**Task instructions**
Pick out every line with the word "content" and copy it.

---------- Information shown

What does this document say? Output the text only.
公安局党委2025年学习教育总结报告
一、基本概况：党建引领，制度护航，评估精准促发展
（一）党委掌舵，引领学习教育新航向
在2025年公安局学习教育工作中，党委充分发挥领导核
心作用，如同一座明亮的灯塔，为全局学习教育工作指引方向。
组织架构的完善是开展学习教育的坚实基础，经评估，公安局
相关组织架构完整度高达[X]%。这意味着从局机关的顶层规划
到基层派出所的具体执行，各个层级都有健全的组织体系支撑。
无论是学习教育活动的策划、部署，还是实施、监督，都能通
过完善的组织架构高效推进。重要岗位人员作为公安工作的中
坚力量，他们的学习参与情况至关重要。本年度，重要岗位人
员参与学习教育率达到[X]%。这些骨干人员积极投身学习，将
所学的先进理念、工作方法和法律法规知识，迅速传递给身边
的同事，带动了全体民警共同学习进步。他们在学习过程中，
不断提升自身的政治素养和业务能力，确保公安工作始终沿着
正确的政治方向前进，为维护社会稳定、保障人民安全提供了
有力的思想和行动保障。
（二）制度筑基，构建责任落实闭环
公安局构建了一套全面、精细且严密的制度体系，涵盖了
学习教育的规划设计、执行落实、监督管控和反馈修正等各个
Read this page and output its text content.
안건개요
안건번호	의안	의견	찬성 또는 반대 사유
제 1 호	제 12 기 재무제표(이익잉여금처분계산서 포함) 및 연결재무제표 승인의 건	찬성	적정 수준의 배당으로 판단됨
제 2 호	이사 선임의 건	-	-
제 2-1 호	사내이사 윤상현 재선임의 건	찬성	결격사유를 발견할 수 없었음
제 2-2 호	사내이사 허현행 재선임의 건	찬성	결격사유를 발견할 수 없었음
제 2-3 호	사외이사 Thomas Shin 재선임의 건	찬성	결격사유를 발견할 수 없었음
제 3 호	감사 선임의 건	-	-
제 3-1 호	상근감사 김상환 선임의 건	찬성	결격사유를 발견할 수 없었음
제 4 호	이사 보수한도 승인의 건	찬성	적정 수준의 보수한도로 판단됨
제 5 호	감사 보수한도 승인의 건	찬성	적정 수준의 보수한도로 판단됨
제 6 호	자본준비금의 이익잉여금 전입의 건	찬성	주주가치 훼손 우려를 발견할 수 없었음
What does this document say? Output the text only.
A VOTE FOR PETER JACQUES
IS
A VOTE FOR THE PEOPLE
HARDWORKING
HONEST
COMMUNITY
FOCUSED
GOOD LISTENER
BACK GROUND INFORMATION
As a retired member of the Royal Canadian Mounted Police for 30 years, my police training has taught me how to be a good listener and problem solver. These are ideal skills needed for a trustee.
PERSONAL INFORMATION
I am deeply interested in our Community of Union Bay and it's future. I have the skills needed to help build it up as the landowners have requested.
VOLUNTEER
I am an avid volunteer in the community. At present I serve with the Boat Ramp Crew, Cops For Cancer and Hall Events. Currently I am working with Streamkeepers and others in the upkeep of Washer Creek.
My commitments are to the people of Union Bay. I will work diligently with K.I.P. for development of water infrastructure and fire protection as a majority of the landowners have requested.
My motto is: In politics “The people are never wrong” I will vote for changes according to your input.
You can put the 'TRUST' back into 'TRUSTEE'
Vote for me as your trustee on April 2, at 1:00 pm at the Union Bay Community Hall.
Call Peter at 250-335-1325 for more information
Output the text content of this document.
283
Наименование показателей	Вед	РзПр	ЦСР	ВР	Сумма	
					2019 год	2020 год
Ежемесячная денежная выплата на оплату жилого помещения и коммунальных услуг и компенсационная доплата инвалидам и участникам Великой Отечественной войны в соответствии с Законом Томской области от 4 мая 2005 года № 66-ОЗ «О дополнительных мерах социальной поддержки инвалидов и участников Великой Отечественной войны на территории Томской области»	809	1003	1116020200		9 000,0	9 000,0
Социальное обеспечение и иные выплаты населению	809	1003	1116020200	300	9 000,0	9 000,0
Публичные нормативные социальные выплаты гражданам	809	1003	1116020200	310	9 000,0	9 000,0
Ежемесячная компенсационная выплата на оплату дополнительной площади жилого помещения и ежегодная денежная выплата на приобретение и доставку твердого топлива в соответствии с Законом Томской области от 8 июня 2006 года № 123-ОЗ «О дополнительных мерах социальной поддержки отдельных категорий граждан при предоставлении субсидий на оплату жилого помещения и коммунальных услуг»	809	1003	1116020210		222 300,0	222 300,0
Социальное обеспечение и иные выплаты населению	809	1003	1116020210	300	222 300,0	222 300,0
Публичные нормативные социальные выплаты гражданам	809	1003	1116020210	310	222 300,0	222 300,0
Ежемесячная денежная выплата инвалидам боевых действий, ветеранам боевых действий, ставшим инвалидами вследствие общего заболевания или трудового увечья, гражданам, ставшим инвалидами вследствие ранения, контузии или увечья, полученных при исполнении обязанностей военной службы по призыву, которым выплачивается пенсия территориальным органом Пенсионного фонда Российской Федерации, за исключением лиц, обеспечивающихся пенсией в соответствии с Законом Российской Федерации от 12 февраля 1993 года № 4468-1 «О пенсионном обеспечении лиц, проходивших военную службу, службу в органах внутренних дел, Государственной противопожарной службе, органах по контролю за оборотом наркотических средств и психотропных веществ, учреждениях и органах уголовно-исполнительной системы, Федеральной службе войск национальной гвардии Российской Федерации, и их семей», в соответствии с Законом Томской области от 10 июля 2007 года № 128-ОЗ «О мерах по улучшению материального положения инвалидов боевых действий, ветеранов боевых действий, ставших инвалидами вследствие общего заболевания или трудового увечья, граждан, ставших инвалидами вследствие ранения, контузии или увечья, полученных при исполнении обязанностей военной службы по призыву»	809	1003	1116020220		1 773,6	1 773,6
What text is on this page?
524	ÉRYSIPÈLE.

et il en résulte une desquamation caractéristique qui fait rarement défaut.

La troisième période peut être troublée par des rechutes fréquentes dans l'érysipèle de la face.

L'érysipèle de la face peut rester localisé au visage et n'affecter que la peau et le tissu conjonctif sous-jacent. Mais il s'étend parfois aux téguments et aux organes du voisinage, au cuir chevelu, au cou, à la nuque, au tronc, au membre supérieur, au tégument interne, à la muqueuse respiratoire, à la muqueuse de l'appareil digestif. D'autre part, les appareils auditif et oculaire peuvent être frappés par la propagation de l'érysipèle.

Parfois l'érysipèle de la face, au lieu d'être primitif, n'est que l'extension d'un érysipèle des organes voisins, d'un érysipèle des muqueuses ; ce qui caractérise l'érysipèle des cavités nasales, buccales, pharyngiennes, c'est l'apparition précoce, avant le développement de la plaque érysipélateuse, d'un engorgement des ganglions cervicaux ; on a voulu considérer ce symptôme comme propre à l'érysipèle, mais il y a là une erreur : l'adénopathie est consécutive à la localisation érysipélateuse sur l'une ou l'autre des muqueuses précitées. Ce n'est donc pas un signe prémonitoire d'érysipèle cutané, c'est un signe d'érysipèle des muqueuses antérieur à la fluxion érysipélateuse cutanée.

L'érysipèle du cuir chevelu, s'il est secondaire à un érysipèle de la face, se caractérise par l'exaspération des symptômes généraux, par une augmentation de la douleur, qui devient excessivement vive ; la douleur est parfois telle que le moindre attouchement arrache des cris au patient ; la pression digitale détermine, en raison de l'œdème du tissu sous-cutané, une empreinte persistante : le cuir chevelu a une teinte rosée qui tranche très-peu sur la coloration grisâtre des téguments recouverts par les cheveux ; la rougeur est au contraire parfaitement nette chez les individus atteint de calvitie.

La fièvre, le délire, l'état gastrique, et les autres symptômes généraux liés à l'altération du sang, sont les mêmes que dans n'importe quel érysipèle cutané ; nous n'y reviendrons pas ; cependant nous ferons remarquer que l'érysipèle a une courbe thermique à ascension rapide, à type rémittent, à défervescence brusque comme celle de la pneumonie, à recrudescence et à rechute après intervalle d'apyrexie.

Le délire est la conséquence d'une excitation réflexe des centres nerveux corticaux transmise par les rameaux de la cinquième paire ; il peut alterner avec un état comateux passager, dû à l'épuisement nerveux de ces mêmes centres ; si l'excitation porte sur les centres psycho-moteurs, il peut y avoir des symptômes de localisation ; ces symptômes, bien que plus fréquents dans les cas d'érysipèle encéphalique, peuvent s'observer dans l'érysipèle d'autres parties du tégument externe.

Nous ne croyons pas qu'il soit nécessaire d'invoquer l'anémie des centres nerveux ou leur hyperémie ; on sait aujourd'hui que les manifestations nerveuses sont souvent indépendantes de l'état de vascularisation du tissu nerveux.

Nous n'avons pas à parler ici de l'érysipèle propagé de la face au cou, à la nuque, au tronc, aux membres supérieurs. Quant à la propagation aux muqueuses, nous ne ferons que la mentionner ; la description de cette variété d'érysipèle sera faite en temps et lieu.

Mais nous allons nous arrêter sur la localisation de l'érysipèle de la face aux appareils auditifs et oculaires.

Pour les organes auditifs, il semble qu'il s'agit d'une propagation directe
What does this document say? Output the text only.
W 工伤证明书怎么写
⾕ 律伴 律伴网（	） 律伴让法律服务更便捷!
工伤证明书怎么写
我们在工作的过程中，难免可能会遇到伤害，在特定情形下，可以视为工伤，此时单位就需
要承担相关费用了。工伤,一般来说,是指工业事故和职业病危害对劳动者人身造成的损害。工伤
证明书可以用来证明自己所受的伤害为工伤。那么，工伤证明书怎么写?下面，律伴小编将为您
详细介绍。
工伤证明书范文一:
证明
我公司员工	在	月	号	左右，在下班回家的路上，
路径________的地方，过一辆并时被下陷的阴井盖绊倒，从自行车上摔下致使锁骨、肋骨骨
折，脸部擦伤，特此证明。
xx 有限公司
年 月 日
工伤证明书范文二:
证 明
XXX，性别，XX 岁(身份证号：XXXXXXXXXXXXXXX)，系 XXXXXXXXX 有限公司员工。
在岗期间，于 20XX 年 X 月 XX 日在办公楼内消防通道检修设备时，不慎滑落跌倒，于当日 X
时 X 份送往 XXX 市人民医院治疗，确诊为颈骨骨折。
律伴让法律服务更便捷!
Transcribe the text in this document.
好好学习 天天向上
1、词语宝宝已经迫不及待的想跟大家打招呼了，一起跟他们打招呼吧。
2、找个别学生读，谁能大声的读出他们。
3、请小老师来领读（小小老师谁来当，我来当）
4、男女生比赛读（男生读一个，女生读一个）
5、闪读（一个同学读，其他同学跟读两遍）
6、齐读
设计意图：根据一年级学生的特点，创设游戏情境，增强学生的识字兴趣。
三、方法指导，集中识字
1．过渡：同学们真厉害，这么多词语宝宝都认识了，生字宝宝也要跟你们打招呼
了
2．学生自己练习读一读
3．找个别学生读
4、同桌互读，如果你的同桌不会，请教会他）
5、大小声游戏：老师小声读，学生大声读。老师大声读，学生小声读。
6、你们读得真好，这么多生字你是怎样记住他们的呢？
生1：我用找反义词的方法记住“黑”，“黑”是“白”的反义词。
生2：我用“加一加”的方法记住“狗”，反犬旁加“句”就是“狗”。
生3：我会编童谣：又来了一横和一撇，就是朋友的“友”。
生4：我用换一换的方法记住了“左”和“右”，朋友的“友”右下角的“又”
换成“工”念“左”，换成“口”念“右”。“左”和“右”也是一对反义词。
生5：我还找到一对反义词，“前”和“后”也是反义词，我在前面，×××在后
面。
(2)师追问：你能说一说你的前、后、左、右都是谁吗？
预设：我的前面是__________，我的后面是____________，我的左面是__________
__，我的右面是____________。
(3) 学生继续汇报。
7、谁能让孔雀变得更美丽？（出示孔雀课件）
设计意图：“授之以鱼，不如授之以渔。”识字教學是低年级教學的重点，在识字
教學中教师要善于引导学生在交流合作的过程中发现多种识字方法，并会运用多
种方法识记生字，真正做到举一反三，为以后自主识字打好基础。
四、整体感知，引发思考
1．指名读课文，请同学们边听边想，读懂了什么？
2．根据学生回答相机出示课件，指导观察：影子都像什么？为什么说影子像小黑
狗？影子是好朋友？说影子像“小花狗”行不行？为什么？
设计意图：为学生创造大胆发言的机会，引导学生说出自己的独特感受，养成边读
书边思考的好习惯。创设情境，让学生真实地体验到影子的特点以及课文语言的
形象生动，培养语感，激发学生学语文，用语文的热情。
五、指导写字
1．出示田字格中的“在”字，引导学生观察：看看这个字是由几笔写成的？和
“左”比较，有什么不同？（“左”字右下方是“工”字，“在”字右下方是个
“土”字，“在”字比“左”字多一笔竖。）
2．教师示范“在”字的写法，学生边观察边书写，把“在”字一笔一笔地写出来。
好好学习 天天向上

--------------------

**Answer to this task**
Read this page and output its text content.
Output the text content of this document.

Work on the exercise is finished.